→ Problem to solve
Copy out the rows word for word, starting with the first row and going on through the row that contains "zoom-reset-icon[interactable]: 100% <box>1510".

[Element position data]
══════════════════════════════

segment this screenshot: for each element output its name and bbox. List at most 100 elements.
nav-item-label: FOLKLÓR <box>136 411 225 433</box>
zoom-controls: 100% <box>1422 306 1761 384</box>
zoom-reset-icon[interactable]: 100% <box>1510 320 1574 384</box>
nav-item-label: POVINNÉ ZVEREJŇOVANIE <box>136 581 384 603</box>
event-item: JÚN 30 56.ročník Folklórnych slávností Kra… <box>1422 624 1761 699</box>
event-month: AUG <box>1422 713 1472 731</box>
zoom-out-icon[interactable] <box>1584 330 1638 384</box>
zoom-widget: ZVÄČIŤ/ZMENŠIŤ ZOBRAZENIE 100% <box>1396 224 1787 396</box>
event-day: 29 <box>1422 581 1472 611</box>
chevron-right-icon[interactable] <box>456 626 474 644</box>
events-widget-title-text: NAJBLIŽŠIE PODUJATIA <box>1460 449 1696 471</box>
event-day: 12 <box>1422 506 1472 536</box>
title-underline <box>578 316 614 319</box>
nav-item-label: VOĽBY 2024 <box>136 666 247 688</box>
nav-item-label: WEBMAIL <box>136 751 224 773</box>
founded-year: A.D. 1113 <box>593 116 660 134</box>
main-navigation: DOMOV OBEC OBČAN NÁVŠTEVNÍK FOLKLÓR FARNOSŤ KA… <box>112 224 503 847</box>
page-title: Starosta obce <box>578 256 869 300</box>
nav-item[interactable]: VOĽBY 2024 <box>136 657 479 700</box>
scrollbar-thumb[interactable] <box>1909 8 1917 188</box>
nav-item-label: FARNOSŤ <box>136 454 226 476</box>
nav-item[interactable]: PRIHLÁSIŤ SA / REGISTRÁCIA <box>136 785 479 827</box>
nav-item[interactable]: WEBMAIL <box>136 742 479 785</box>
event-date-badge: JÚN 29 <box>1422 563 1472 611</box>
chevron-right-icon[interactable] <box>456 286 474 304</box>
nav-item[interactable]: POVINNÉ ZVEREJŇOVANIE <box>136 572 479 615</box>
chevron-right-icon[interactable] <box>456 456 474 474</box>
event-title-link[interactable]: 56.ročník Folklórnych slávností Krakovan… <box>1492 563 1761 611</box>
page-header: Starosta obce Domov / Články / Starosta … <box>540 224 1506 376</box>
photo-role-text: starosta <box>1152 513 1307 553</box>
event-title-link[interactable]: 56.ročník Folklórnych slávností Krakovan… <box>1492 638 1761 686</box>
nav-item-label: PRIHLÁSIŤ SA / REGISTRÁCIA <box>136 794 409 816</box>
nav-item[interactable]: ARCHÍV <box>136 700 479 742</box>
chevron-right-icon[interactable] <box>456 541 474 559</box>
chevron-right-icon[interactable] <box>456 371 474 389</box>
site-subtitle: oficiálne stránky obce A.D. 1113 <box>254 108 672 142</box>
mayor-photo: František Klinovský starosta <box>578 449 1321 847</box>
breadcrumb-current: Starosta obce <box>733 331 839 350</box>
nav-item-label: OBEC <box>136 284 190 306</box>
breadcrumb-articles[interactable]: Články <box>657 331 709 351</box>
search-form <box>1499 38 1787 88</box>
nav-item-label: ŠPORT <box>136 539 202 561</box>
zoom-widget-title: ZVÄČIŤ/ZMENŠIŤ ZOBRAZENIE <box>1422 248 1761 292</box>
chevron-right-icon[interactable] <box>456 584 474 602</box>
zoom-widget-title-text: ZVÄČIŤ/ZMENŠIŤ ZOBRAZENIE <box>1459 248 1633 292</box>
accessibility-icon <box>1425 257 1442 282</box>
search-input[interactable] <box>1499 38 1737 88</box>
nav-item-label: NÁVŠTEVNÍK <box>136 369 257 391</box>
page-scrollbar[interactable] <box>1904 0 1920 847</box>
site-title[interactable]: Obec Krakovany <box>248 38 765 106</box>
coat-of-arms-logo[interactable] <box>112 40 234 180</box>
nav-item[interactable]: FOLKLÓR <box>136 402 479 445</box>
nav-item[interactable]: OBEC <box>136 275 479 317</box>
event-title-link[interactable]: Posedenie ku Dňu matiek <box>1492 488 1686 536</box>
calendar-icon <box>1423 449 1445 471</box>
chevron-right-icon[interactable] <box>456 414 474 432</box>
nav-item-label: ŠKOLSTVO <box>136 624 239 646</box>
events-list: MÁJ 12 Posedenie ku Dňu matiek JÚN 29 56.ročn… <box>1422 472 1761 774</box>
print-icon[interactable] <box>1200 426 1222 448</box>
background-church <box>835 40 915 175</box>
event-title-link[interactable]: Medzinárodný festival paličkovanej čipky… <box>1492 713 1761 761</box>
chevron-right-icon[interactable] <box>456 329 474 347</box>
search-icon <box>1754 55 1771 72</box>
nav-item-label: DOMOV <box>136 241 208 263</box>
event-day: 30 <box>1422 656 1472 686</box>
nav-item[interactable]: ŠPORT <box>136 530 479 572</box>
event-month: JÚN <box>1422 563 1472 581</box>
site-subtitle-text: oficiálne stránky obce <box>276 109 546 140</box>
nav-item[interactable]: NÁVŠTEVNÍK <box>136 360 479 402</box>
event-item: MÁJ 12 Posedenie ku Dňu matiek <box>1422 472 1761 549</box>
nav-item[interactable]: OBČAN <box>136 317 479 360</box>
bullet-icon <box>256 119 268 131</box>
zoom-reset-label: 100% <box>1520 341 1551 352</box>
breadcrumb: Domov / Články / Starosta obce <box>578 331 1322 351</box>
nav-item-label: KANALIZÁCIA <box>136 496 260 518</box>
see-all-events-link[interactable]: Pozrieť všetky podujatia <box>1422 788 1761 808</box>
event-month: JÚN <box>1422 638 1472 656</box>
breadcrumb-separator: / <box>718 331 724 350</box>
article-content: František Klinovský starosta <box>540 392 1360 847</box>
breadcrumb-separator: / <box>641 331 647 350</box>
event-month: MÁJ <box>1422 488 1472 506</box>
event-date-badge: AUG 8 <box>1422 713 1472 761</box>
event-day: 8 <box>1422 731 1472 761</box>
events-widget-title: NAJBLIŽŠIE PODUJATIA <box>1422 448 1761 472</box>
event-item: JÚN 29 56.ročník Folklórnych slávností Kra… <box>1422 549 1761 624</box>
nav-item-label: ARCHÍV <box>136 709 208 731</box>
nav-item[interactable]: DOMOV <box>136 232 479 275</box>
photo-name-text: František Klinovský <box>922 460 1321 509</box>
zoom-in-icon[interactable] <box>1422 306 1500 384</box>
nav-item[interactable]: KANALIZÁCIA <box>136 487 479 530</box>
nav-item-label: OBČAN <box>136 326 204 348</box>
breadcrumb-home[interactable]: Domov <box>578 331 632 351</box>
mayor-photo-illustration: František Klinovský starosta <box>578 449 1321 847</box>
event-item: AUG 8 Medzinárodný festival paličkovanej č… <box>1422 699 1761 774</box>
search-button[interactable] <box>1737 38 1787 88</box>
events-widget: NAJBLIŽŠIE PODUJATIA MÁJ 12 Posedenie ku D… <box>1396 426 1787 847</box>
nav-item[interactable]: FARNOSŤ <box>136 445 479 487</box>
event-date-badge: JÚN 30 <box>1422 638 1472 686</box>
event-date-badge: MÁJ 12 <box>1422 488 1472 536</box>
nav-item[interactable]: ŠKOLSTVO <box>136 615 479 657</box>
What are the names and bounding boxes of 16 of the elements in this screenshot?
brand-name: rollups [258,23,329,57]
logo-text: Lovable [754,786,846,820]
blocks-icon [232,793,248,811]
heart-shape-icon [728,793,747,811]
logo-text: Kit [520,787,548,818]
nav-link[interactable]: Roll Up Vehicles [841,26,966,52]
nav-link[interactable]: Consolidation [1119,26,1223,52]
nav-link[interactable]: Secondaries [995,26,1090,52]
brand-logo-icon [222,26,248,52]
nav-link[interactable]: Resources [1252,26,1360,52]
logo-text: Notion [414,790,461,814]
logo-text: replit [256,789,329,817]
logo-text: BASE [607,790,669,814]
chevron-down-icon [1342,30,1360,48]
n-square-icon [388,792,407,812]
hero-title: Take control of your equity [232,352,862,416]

══════════════════════════════

→ Written answer
segment this screenshot: for each element output its name and bbox. List at most 100 elements.
nav-item-label: FOLKLÓR <box>136 411 225 433</box>
zoom-controls: 100% <box>1422 306 1761 384</box>
zoom-reset-icon[interactable]: 100% <box>1510 320 1574 384</box>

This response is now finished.